━━━ Recorded information ━━━
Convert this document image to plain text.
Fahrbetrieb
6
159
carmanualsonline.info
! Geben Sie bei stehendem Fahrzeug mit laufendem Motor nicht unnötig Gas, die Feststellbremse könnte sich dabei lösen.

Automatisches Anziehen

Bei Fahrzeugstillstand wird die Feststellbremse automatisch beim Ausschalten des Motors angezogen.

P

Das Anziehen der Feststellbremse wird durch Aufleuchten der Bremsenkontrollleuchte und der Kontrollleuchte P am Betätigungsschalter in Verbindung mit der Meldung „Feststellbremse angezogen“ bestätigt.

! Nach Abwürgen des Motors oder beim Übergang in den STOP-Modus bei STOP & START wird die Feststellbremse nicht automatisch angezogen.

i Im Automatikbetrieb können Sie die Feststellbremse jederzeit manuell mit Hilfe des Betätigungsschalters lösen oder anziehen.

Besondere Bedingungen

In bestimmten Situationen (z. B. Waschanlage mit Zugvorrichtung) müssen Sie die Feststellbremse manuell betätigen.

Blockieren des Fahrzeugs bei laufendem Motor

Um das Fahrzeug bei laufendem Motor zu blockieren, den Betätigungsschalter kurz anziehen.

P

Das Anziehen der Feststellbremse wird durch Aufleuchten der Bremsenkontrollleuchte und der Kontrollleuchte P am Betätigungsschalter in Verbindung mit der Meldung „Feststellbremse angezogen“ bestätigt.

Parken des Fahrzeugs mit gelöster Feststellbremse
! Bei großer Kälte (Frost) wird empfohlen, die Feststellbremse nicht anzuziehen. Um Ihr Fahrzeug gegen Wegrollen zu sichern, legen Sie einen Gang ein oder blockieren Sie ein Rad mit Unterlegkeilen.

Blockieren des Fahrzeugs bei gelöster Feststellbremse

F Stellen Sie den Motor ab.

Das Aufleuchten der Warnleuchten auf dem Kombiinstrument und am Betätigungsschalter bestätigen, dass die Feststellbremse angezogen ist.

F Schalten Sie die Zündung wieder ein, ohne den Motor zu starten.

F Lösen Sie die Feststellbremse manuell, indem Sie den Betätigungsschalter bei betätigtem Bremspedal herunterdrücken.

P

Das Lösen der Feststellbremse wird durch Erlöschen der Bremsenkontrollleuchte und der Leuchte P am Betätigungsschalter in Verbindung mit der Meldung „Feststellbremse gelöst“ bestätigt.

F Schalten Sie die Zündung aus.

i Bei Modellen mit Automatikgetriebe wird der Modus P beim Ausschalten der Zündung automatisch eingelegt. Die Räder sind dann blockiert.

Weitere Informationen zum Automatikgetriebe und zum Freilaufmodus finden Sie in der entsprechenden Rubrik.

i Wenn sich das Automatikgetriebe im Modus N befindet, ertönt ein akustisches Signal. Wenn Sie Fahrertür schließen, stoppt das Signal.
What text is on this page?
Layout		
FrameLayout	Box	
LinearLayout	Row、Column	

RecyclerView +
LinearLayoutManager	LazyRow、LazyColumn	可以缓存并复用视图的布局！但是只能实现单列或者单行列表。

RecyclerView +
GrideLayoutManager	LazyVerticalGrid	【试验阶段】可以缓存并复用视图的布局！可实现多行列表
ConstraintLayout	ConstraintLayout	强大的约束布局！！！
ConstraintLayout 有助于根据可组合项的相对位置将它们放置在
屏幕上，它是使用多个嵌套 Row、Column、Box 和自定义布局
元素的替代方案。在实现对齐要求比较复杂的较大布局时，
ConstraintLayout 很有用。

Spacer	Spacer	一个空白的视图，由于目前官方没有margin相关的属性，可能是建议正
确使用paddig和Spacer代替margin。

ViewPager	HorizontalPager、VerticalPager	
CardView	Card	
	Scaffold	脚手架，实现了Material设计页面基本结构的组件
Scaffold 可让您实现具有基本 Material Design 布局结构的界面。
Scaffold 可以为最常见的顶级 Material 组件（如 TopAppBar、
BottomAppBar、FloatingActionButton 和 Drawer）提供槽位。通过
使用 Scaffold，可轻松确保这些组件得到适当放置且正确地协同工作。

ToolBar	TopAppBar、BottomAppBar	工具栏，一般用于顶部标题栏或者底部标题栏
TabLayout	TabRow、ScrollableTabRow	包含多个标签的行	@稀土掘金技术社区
━━━
Exactly as written, give again every line from the one containing "What text is on this page?" through the last line of the material above, and no other lines.

▸ **Result of the task**:
What text is on this page?
Layout		
FrameLayout	Box	
LinearLayout	Row、Column	

RecyclerView +
LinearLayoutManager	LazyRow、LazyColumn	可以缓存并复用视图的布局！但是只能实现单列或者单行列表。

RecyclerView +
GrideLayoutManager	LazyVerticalGrid	【试验阶段】可以缓存并复用视图的布局！可实现多行列表
ConstraintLayout	ConstraintLayout	强大的约束布局！！！
ConstraintLayout 有助于根据可组合项的相对位置将它们放置在
屏幕上，它是使用多个嵌套 Row、Column、Box 和自定义布局
元素的替代方案。在实现对齐要求比较复杂的较大布局时，
ConstraintLayout 很有用。

Spacer	Spacer	一个空白的视图，由于目前官方没有margin相关的属性，可能是建议正
确使用paddig和Spacer代替margin。

ViewPager	HorizontalPager、VerticalPager	
CardView	Card	
	Scaffold	脚手架，实现了Material设计页面基本结构的组件
Scaffold 可让您实现具有基本 Material Design 布局结构的界面。
Scaffold 可以为最常见的顶级 Material 组件（如 TopAppBar、
BottomAppBar、FloatingActionButton 和 Drawer）提供槽位。通过
使用 Scaffold，可轻松确保这些组件得到适当放置且正确地协同工作。

ToolBar	TopAppBar、BottomAppBar	工具栏，一般用于顶部标题栏或者底部标题栏
TabLayout	TabRow、ScrollableTabRow	包含多个标签的行	@稀土掘金技术社区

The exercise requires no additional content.